* What is needed
Which lines in the records below contain the word "kerala"? Copy each one out.

(Records from a collection)

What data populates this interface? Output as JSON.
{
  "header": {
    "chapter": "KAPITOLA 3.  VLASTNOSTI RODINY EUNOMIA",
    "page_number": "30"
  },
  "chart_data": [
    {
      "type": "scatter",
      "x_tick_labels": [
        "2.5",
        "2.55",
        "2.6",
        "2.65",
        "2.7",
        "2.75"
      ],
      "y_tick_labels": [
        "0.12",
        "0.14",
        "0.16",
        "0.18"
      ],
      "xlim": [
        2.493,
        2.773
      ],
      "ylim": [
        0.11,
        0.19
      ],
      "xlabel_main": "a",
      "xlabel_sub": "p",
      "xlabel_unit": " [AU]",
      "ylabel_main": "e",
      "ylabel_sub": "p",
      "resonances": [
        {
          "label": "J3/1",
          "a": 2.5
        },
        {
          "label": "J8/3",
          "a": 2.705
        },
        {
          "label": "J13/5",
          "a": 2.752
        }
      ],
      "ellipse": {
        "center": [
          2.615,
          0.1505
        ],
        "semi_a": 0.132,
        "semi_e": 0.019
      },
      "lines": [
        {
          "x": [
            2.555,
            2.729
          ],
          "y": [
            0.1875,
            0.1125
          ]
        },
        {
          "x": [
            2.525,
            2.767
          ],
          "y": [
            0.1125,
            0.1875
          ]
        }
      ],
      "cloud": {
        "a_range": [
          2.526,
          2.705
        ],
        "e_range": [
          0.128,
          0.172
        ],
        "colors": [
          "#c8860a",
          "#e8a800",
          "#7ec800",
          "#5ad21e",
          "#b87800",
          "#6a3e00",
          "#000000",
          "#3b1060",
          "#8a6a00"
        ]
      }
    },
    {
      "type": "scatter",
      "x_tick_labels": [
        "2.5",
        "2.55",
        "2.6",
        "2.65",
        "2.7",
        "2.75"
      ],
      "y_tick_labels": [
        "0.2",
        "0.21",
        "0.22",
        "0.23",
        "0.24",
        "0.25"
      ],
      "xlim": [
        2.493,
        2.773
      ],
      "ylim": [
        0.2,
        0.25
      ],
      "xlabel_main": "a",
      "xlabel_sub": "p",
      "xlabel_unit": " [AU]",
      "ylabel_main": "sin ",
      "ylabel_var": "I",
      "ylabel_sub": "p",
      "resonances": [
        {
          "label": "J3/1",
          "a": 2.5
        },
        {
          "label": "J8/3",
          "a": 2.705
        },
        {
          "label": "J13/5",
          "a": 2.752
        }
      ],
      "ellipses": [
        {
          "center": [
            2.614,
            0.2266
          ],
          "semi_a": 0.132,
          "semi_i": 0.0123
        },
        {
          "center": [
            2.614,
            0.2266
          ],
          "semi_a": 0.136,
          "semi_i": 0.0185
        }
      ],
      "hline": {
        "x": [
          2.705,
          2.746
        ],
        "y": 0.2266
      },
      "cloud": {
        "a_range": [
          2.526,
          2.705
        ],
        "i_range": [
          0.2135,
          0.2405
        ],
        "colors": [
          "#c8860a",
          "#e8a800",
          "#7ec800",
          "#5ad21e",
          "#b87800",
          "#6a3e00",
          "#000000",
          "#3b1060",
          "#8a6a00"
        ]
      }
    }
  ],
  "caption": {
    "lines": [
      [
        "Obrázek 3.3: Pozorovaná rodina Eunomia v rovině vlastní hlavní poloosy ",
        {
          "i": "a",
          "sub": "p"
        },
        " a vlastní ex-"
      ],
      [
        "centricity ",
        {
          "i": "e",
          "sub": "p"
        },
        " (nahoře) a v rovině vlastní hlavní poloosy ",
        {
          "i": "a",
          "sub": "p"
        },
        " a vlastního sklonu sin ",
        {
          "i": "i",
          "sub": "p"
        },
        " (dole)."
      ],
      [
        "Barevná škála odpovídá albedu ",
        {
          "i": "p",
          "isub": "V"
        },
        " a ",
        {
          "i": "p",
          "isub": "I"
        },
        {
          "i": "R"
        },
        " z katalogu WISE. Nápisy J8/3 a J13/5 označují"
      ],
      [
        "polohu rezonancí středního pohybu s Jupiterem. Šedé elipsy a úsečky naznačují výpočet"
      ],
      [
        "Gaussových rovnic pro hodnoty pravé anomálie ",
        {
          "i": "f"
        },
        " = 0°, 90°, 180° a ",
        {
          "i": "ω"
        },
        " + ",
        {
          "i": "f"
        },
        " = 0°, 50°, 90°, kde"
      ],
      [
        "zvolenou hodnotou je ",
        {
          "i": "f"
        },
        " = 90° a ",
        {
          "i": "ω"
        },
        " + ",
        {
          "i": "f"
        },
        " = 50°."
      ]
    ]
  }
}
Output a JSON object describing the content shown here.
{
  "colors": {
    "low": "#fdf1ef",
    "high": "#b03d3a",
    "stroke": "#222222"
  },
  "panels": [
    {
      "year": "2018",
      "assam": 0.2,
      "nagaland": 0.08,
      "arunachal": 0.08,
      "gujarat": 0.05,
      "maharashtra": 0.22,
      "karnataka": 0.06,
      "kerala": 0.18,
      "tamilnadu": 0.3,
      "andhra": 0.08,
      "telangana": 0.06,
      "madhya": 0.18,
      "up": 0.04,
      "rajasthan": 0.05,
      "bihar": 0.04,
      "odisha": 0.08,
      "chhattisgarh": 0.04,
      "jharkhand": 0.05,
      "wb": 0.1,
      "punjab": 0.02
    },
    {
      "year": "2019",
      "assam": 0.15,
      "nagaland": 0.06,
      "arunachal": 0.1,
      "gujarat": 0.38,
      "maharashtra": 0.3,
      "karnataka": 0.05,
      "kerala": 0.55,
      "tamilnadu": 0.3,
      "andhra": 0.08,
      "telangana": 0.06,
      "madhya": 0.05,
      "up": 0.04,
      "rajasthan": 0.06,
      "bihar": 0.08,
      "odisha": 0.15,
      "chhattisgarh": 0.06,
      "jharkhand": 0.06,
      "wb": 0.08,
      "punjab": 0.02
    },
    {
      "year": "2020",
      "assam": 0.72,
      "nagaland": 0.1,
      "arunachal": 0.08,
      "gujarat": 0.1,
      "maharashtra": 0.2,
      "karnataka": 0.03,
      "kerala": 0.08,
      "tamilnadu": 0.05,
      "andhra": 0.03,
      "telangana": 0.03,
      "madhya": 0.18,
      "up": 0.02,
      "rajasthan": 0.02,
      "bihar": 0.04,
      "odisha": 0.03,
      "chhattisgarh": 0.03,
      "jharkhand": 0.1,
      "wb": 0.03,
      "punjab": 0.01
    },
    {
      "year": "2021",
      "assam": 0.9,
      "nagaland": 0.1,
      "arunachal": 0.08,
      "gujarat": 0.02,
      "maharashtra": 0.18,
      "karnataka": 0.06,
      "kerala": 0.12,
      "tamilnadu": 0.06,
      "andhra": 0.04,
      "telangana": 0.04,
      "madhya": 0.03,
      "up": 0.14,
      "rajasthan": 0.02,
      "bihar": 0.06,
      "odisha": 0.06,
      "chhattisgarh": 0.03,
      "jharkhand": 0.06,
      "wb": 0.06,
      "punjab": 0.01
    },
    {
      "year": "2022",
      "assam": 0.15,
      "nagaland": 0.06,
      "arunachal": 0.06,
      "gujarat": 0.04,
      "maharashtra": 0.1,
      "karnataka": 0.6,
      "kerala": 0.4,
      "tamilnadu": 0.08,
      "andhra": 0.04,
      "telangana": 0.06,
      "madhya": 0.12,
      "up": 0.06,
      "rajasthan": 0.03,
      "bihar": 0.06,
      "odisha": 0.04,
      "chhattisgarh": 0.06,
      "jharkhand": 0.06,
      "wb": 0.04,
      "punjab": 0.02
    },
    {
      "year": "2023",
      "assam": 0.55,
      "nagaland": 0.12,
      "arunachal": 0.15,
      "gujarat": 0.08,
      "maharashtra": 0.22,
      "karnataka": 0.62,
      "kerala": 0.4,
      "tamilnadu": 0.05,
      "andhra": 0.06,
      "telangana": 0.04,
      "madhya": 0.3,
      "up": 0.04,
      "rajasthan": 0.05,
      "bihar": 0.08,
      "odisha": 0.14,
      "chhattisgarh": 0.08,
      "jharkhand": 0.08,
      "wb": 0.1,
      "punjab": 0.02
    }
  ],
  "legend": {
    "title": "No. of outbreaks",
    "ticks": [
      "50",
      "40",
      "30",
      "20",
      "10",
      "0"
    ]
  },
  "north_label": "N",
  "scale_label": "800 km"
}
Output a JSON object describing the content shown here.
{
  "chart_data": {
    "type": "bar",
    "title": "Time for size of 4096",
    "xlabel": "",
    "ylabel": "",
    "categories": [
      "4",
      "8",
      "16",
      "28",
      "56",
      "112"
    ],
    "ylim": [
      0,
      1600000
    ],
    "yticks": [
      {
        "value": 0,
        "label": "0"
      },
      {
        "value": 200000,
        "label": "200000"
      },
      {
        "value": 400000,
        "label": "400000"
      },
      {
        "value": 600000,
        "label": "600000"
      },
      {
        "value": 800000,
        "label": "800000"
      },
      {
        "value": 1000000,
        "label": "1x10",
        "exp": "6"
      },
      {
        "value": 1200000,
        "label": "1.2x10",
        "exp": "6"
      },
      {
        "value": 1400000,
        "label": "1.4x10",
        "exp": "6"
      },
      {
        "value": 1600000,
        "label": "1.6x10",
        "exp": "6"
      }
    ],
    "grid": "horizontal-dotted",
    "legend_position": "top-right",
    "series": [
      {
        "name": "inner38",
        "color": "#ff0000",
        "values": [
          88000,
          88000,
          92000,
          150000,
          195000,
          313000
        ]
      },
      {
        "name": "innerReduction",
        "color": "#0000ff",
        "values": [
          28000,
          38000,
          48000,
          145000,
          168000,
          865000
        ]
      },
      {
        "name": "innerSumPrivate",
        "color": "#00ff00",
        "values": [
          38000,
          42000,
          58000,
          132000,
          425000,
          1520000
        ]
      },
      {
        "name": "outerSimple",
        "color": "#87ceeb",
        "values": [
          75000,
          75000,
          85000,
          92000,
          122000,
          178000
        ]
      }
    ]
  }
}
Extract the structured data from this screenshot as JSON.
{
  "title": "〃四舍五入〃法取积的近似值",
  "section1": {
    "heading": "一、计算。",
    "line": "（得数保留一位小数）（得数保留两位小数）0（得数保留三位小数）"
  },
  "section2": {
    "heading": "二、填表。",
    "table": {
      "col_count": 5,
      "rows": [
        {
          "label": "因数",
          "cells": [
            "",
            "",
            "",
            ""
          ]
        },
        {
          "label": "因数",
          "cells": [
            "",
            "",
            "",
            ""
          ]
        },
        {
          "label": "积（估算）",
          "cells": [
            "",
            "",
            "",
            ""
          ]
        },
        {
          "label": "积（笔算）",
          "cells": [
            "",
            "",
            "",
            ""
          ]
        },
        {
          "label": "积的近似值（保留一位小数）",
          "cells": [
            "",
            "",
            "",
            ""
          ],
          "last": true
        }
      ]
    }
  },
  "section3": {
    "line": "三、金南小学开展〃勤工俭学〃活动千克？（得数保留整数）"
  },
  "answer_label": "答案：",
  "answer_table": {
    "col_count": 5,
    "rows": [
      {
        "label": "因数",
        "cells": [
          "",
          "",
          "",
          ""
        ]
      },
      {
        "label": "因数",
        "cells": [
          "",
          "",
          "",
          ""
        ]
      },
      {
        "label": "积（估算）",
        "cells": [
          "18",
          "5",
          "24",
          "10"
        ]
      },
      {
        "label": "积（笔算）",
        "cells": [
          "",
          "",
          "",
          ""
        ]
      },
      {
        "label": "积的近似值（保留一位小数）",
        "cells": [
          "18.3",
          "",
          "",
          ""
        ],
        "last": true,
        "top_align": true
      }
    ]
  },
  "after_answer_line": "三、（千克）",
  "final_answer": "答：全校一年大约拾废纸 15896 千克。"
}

* Full answer
      "kerala": 0.18,
      "kerala": 0.55,
      "kerala": 0.08,
      "kerala": 0.12,
      "kerala": 0.4,
      "kerala": 0.4,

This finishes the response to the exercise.